* [What is expected]
Select lines where the word "name" appears.

* [Records for the exercise]

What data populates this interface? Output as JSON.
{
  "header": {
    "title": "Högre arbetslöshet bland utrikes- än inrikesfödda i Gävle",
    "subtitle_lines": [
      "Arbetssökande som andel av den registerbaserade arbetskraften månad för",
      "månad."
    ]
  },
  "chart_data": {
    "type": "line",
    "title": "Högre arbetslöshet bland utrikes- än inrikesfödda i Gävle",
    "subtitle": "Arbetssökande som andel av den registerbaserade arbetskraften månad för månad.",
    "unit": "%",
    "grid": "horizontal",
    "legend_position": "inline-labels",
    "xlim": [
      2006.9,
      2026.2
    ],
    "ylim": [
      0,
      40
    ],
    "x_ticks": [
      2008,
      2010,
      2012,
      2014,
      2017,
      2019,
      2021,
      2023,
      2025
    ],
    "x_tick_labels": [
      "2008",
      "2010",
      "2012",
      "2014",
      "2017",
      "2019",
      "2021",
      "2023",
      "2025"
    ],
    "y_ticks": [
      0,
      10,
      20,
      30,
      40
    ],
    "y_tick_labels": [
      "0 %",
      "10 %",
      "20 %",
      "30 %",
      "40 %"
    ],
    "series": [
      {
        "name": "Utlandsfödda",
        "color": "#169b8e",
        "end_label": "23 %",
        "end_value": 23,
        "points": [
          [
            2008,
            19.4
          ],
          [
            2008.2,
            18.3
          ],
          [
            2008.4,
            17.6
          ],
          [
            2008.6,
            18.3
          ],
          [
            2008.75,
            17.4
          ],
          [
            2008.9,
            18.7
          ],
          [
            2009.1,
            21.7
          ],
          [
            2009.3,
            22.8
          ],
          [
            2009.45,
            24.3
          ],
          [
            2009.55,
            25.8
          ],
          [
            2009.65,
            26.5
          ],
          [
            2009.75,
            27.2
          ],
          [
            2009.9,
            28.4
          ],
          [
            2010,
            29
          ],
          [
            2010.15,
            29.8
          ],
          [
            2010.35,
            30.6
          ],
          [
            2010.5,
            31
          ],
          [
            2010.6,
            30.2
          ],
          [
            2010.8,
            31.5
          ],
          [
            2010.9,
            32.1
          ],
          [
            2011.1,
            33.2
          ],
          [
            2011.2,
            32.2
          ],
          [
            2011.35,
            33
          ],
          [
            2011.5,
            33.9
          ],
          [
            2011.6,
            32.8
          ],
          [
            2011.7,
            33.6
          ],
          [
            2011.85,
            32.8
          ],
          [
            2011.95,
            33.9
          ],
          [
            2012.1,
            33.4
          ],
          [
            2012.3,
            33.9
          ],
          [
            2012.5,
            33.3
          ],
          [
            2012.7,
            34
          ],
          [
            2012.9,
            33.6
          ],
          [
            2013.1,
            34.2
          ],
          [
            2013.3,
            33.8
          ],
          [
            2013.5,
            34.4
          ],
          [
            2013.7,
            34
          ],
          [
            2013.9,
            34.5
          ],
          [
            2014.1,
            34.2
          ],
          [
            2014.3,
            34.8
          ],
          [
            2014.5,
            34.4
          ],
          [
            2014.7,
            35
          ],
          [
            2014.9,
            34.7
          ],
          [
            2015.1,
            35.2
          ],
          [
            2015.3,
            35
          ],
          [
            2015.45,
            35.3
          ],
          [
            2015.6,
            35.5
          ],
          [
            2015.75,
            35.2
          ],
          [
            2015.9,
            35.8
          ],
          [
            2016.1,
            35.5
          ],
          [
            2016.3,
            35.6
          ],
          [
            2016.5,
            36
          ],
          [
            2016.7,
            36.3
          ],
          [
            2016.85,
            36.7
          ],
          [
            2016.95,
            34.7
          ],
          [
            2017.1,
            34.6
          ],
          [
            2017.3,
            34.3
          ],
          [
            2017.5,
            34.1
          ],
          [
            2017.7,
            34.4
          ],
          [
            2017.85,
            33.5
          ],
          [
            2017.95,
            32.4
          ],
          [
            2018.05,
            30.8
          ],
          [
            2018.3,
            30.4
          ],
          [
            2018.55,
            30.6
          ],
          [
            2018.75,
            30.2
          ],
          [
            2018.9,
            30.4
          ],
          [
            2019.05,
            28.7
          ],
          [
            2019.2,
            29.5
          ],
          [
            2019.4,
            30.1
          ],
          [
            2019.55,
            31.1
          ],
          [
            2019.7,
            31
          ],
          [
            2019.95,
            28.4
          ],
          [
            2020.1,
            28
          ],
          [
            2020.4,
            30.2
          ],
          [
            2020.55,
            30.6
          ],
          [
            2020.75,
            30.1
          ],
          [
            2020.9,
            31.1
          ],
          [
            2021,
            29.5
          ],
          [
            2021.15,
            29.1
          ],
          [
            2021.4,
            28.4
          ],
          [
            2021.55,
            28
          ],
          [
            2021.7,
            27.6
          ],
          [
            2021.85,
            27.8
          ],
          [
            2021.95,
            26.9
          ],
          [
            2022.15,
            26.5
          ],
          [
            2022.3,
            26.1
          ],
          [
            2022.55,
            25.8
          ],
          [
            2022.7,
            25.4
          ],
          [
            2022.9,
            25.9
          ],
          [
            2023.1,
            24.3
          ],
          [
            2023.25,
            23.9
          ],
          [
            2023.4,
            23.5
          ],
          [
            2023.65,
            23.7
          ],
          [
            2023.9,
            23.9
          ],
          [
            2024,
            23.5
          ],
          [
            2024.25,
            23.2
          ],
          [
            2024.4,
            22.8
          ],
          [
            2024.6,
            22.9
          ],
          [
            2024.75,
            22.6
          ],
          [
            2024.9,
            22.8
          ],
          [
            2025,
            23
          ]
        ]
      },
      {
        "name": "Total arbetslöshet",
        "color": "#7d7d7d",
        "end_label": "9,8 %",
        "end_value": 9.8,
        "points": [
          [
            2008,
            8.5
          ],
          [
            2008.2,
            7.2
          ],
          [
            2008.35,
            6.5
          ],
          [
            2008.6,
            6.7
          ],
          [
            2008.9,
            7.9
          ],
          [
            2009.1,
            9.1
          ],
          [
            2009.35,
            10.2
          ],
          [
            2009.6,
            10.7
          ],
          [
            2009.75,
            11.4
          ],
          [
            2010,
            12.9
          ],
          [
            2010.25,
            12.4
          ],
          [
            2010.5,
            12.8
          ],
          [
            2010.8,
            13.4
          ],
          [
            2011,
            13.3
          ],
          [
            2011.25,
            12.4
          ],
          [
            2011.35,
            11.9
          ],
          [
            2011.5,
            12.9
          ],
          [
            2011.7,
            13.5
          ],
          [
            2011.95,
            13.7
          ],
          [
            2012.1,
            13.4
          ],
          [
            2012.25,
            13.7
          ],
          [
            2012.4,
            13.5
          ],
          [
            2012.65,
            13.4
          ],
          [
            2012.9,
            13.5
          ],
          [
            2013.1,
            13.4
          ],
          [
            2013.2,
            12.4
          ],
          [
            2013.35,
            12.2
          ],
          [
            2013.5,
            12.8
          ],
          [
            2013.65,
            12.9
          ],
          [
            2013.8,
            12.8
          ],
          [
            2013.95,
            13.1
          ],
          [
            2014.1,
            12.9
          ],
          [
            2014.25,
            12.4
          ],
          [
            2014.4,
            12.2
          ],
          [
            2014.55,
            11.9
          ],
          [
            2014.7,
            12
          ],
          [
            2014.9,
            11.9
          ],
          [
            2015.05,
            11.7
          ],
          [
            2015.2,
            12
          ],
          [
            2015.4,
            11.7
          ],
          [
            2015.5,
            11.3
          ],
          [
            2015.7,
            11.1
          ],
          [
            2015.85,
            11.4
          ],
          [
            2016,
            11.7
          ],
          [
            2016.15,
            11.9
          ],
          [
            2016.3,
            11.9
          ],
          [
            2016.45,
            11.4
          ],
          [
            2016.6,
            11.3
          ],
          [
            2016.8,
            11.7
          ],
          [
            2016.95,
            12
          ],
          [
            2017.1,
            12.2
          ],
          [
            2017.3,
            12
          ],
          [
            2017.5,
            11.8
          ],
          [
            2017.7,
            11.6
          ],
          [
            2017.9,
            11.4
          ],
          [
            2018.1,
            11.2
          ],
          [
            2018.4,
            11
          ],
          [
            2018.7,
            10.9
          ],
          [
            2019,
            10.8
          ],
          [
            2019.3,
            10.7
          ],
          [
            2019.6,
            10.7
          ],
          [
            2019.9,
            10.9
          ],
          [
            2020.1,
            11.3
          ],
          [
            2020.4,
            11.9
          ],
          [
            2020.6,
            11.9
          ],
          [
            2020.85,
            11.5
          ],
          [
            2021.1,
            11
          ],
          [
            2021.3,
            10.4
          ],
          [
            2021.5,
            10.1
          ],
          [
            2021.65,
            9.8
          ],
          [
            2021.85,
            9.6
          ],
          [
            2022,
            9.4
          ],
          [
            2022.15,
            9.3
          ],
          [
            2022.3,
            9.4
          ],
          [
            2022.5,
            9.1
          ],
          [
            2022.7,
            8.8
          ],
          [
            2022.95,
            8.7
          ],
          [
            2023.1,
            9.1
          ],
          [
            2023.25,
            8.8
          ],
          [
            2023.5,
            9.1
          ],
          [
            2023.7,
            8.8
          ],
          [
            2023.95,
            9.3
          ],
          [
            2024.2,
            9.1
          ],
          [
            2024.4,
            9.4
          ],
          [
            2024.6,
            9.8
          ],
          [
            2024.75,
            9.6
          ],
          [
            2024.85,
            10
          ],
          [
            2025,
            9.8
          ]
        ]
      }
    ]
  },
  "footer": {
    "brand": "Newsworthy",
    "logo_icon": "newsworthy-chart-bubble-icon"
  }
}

* [Answer below]
        "name": "Utlandsfödda",
        "name": "Total arbetslöshet",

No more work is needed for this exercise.